-- START TEXT BLOCK --

So I guess we could try to apply workaround to virtio on guest side,
aligning and limiting max buffer size to 2Mb, it should work for 'old'
machine types as well.
>
> Paolo
>
> > ---
> > Based on PCI tree as it has patches that add
> > 2.5 machine type.
> > ---
> > hw/i386/pc.c | 8 +++++---
> > hw/i386/pc_piix.c | 12 ++++++++++--
> > hw/i386/pc_q35.c | 12 ++++++++++--
> > include/hw/i386/pc.h | 5 ++---
> > 4 files changed, 27 insertions(+), 10 deletions(-)
> >
> > diff --git a/hw/i386/pc.c b/hw/i386/pc.c
> > index b5107f7..ddb6710 100644
> > --- a/hw/i386/pc.c
> > +++ b/hw/i386/pc.c
> > @@ -1645,8 +1645,9 @@ static void pc_dimm_plug(HotplugHandler *hotplug_dev,
> > MemoryRegion *mr = ddc->get_memory_region(dimm);
> > uint64_t align = TARGET_PAGE_SIZE;
> >
> > - if (memory_region_get_alignment(mr) && pcms->enforce_aligned_dimm) {
> > - align = memory_region_get_alignment(mr);
> > + if (pcms->enforce_aligned_dimm) {
> > + align = MAX(memory_region_get_alignment(mr),
> > + pcms->enforce_aligned_dimm);
> > }
> >
> > if (!pcms->acpi_dev) {
> > @@ -1936,7 +1937,8 @@ static void pc_machine_initfn(Object *obj)
> > "Enable vmport (pc & q35)",
> > &error_abort);
> >
> > - pcms->enforce_aligned_dimm = true;
> > + /* align DIMM starting address/size by 128Mb */
> > + pcms->enforce_aligned_dimm = 1ULL << 27;
> > object_property_add_bool(obj, PC_MACHINE_ENFORCE_ALIGNED_DIMM,
> > pc_machine_get_aligned_dimm,
> > NULL, &error_abort);
> > diff --git a/hw/i386/pc_piix.c b/hw/i386/pc_piix.c
> > index caa4edc..7671905 100644
> > --- a/hw/i386/pc_piix.c
> > +++ b/hw/i386/pc_piix.c
> > @@ -301,9 +301,17 @@ static void pc_init1(MachineState *machine,
> > }
> > }
> >
> > +static void pc_compat_2_4(MachineState *machine)

-- END TEXT BLOCK --

◆ **SET TASK 1**
Repeat the part of the patch text between "So I guess we" and "2.5 machine type.", inclusive, character for character.
◆ **SET TASK 2**
Answer these questions from the patch text:
(a) What maximum buffer size is proposed for the guest-side workaround?
(b) How many files does the change summary report as changed?
(c) By what size does the added comment say the DIMM starting address and size are aligned?

-- START PROVIDED INFORMATION --

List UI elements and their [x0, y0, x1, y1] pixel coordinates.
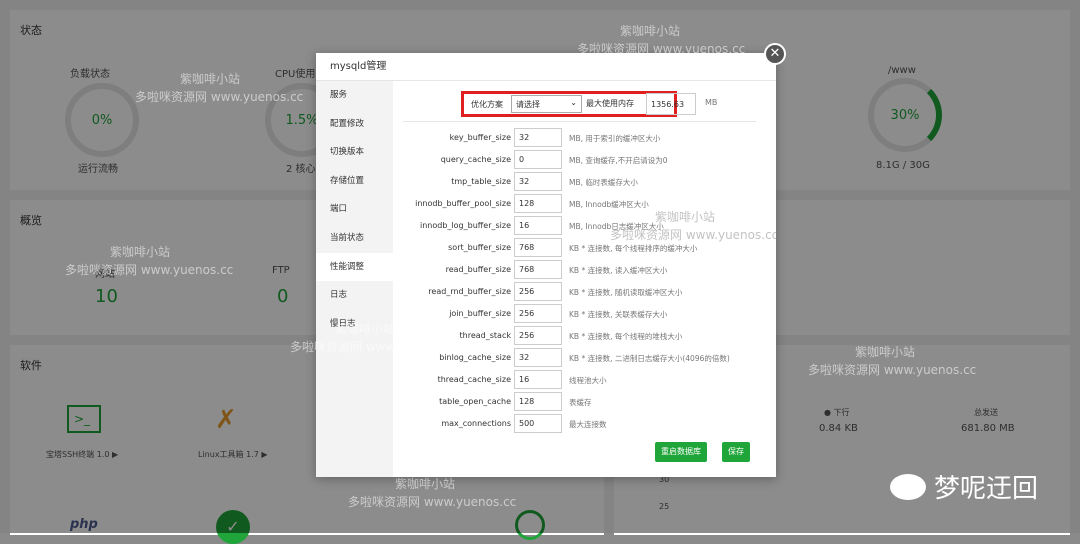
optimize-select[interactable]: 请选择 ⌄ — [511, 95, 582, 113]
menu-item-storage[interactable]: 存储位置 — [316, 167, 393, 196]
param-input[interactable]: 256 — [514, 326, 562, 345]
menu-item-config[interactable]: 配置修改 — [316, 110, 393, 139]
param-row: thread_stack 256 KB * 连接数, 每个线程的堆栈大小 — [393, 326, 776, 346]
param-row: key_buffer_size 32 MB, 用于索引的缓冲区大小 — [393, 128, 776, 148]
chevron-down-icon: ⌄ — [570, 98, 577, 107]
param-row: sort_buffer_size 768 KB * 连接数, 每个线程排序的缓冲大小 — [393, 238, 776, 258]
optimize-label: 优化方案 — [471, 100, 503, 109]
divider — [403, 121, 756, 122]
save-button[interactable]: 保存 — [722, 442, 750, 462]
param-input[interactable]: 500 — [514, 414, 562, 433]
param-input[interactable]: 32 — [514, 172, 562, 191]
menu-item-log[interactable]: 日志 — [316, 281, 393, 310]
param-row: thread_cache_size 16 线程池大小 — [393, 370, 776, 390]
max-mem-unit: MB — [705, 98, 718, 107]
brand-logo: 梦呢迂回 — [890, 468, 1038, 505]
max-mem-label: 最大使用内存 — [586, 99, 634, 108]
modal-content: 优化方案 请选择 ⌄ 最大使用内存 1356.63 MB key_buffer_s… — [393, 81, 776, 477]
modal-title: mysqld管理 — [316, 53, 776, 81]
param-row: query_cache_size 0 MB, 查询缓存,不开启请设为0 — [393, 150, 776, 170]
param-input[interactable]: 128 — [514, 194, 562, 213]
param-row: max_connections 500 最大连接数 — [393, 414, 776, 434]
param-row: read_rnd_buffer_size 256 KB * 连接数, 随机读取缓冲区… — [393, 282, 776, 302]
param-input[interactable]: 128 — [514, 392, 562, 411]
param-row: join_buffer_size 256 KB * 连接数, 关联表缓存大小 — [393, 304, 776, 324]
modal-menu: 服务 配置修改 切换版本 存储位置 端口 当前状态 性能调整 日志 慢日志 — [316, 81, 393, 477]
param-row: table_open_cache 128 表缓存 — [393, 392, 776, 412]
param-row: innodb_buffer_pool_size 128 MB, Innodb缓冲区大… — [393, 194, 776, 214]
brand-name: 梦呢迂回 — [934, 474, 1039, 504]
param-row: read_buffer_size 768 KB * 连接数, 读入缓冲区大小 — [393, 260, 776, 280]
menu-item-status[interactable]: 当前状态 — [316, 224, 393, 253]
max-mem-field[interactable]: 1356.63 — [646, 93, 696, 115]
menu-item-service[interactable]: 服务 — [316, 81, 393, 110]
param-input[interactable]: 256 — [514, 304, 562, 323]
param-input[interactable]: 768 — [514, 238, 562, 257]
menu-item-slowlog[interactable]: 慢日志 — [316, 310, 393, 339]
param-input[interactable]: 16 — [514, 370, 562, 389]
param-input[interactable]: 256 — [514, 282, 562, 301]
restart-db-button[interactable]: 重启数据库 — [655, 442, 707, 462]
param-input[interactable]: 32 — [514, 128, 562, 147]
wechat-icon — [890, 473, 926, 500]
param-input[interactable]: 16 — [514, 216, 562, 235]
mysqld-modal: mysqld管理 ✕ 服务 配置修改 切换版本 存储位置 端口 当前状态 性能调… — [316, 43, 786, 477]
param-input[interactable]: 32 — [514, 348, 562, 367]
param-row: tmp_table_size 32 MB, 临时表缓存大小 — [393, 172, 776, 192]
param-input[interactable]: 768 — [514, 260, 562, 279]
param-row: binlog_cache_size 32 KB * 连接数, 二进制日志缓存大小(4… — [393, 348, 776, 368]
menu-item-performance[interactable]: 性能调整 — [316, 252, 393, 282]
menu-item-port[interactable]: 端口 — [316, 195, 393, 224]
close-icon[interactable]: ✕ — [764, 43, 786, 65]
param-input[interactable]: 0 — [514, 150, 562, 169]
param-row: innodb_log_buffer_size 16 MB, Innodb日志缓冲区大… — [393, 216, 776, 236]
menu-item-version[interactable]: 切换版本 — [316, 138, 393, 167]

-- END PROVIDED INFORMATION --

◆ **TASK OUTPUT 1**
So I guess we could try to apply workaround to virtio on guest side,
aligning and limiting max buffer size to 2Mb, it should work for 'old'
machine types as well.
>
> Paolo
>
> > ---
> > Based on PCI tree as it has patches that add
> > 2.5 machine type.

◆ **TASK OUTPUT 2**
(a) 2Mb
(b) 4
(c) 128Mb